Rows from a dataset:
---
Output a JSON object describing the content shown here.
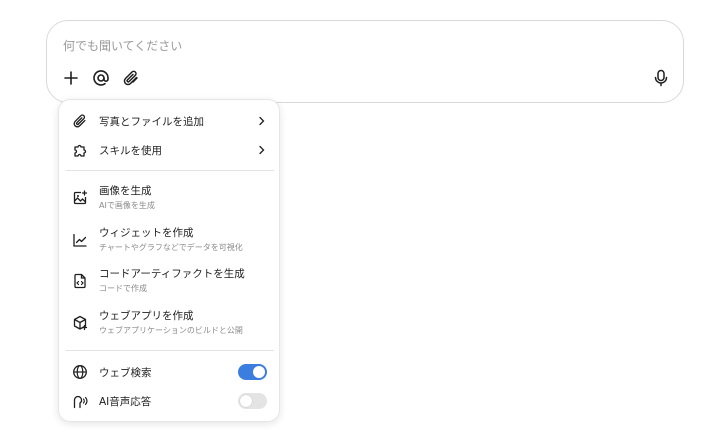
{
  "composer": {
    "placeholder": "何でも聞いてください"
  },
  "menu": {
    "items": [
      {
        "label": "写真とファイルを追加",
        "icon": "paperclip-icon"
      },
      {
        "label": "スキルを使用",
        "icon": "puzzle-icon"
      },
      {
        "label": "画像を生成",
        "sub": "AIで画像を生成",
        "icon": "image-plus-icon"
      },
      {
        "label": "ウィジェットを作成",
        "sub": "チャートやグラフなどでデータを可視化",
        "icon": "line-chart-icon"
      },
      {
        "label": "コードアーティファクトを生成",
        "sub": "コードで作成",
        "icon": "code-file-icon"
      },
      {
        "label": "ウェブアプリを作成",
        "sub": "ウェブアプリケーションのビルドと公開",
        "icon": "package-plus-icon"
      },
      {
        "label": "ウェブ検索",
        "icon": "globe-icon",
        "toggle": true
      },
      {
        "label": "AI音声応答",
        "icon": "voice-icon",
        "toggle": false
      }
    ]
  },
  "colors": {
    "accent": "#3b7ee0",
    "border": "#d9d9d9"
  }
}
---
## INSTRUCTIONS FOR THE TASK
Find every line that has "icon" in it, then return those lines.

## WRITTEN ANSWER
        "icon": "paperclip-icon"
        "icon": "puzzle-icon"
        "icon": "image-plus-icon"
        "icon": "line-chart-icon"
        "icon": "code-file-icon"
        "icon": "package-plus-icon"
        "icon": "globe-icon",
        "icon": "voice-icon",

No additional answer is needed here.